Items listed in a dataset
----------

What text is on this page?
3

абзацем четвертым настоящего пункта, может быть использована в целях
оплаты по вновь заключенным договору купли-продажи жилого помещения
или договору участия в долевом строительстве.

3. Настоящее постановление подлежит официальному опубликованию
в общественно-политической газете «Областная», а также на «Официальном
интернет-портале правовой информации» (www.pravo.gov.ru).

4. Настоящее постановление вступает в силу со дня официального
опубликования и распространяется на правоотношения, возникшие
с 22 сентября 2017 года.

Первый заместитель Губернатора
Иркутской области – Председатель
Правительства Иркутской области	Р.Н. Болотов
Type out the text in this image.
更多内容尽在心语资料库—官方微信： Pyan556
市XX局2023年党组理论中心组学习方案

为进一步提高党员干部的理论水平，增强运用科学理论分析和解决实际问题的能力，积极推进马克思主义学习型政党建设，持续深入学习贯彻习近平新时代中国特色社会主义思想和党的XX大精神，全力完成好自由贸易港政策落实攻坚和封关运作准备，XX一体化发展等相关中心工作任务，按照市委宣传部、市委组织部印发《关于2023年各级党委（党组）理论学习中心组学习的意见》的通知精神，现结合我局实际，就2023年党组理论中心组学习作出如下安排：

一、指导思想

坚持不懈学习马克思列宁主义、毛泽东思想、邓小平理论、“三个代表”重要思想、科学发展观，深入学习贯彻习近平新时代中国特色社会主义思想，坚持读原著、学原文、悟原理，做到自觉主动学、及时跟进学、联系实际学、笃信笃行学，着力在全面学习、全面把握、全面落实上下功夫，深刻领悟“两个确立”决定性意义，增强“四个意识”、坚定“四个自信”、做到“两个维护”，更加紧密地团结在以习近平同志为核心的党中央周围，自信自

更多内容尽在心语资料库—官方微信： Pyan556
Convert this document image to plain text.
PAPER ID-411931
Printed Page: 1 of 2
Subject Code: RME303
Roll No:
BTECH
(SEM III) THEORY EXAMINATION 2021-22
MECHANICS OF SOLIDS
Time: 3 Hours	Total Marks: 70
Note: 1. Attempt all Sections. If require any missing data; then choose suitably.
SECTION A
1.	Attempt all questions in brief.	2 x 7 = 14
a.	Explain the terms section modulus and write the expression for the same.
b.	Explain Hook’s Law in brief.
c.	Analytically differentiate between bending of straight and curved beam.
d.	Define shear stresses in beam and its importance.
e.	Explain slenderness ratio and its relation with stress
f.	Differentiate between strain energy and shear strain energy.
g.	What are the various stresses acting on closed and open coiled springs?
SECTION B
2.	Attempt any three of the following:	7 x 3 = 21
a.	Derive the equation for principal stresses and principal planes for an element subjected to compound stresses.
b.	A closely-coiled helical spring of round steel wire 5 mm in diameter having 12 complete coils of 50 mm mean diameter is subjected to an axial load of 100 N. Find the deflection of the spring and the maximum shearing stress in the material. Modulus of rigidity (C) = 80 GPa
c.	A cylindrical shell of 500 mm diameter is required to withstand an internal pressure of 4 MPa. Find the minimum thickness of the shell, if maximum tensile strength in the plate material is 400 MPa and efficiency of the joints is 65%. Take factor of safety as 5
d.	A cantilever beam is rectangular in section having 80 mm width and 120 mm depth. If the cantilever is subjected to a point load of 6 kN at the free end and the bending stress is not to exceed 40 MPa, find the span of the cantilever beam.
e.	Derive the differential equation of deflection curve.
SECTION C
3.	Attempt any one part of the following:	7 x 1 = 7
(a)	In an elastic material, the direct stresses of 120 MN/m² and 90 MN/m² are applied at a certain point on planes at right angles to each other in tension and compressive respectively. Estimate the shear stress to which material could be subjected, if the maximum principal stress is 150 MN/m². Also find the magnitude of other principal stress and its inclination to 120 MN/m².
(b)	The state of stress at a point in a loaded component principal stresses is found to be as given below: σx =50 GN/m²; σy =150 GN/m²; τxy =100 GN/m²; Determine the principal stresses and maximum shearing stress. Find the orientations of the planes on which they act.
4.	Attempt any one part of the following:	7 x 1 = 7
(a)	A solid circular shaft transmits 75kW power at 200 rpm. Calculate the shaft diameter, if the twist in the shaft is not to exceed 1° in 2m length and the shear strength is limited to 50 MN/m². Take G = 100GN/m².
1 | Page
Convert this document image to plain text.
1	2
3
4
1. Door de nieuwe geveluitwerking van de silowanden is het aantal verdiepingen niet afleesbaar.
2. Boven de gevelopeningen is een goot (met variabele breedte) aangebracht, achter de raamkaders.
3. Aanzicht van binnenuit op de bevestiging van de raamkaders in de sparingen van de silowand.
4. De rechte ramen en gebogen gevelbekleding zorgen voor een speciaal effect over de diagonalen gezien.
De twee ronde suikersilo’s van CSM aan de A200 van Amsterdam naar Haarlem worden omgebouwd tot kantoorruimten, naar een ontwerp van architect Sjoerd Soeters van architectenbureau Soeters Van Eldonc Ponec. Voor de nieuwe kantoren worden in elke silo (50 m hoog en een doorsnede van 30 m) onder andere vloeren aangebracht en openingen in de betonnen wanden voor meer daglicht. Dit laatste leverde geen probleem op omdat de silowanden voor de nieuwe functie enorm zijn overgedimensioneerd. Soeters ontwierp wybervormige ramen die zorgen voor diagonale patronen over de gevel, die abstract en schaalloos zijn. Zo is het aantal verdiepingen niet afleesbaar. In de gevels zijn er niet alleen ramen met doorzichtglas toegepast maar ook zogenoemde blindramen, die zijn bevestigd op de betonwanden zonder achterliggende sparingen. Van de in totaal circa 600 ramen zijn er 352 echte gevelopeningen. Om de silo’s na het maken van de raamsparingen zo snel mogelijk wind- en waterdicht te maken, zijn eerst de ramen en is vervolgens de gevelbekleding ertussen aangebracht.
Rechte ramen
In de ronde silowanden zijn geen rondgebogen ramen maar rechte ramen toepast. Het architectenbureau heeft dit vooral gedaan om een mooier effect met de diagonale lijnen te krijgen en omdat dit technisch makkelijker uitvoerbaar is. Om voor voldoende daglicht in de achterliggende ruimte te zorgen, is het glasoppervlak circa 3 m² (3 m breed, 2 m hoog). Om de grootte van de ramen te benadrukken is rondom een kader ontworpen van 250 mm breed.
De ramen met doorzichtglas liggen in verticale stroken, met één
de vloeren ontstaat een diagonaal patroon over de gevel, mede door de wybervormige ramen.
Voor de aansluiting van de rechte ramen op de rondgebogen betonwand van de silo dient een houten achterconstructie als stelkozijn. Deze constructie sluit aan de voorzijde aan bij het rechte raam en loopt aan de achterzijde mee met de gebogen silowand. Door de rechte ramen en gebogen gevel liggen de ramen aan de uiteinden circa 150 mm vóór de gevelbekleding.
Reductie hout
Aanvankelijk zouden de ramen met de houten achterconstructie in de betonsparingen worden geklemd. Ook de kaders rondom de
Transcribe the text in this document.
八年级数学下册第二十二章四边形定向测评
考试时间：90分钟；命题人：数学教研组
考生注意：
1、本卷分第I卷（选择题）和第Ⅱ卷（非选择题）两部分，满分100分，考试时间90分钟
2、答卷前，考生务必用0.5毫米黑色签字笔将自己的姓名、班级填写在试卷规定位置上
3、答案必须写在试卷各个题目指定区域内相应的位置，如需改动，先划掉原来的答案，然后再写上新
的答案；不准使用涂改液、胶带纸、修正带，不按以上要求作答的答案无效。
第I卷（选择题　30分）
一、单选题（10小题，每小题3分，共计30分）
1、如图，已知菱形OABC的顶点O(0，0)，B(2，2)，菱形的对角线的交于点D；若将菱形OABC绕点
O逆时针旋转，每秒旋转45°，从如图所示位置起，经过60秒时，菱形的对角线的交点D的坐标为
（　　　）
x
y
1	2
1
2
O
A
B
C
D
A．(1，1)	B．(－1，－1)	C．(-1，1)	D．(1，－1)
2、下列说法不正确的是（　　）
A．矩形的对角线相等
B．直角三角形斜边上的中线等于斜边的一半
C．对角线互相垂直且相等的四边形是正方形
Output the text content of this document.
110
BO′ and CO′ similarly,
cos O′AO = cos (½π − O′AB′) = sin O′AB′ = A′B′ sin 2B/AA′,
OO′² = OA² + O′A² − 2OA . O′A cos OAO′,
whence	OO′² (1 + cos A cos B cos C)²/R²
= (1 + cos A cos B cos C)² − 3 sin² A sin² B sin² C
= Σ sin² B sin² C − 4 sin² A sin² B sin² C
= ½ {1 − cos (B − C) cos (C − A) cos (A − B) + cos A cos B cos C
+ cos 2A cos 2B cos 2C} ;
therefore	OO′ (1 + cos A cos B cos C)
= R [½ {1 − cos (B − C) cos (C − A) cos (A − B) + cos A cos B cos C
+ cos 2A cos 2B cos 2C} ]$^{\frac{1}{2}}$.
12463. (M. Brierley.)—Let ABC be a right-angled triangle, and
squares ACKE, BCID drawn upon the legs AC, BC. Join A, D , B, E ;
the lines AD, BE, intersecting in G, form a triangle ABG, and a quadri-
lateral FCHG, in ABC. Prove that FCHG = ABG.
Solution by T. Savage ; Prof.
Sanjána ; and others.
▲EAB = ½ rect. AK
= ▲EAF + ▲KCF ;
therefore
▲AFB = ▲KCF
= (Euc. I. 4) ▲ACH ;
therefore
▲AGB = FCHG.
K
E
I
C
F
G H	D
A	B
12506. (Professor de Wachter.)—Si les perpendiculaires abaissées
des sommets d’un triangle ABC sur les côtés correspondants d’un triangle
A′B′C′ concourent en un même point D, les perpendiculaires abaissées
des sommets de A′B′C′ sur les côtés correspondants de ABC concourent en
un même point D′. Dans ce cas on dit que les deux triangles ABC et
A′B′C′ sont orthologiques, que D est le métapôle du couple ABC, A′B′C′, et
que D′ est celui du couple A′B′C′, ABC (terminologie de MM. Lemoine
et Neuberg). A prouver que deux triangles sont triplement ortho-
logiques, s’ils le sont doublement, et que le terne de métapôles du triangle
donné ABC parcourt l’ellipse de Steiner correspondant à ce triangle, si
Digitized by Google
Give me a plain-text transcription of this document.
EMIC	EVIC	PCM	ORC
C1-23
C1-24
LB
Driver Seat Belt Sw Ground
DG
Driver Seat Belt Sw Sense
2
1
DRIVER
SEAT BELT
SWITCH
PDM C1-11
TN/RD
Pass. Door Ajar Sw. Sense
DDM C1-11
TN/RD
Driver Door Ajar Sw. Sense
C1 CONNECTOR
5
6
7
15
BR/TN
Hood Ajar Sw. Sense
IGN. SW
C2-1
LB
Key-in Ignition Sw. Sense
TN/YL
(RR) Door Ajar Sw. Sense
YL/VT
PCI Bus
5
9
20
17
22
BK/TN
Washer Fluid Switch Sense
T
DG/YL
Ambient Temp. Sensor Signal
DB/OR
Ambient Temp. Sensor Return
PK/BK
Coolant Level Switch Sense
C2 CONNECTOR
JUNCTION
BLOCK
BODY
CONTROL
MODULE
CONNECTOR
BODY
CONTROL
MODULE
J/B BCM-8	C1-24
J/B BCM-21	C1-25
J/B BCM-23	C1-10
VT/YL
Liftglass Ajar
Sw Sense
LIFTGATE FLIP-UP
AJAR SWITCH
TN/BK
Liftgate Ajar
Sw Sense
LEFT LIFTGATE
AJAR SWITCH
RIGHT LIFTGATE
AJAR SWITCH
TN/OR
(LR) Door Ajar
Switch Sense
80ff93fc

----------

Required work:
Select every line of the records holding the string "ronde".

Problem solution:
De twee ronde suikersilo’s van CSM aan de A200 van Amsterdam naar Haarlem worden omgebouwd tot kantoorruimten, naar een ontwerp van architect Sjoerd Soeters van architectenbureau Soeters Van Eldonc Ponec. Voor de nieuwe kantoren worden in elke silo (50 m hoog en een doorsnede van 30 m) onder andere vloeren aangebracht en openingen in de betonnen wanden voor meer daglicht. Dit laatste leverde geen probleem op omdat de silowanden voor de nieuwe functie enorm zijn overgedimensioneerd. Soeters ontwierp wybervormige ramen die zorgen voor diagonale patronen over de gevel, die abstract en schaalloos zijn. Zo is het aantal verdiepingen niet afleesbaar. In de gevels zijn er niet alleen ramen met doorzichtglas toegepast maar ook zogenoemde blindramen, die zijn bevestigd op de betonwanden zonder achterliggende sparingen. Van de in totaal circa 600 ramen zijn er 352 echte gevelopeningen. Om de silo’s na het maken van de raamsparingen zo snel mogelijk wind- en waterdicht te maken, zijn eerst de ramen en is vervolgens de gevelbekleding ertussen aangebracht.
In de ronde silowanden zijn geen rondgebogen ramen maar rechte ramen toepast. Het architectenbureau heeft dit vooral gedaan om een mooier effect met de diagonale lijnen te krijgen en omdat dit technisch makkelijker uitvoerbaar is. Om voor voldoende daglicht in de achterliggende ruimte te zorgen, is het glasoppervlak circa 3 m² (3 m breed, 2 m hoog). Om de grootte van de ramen te benadrukken is rondom een kader ontworpen van 250 mm breed.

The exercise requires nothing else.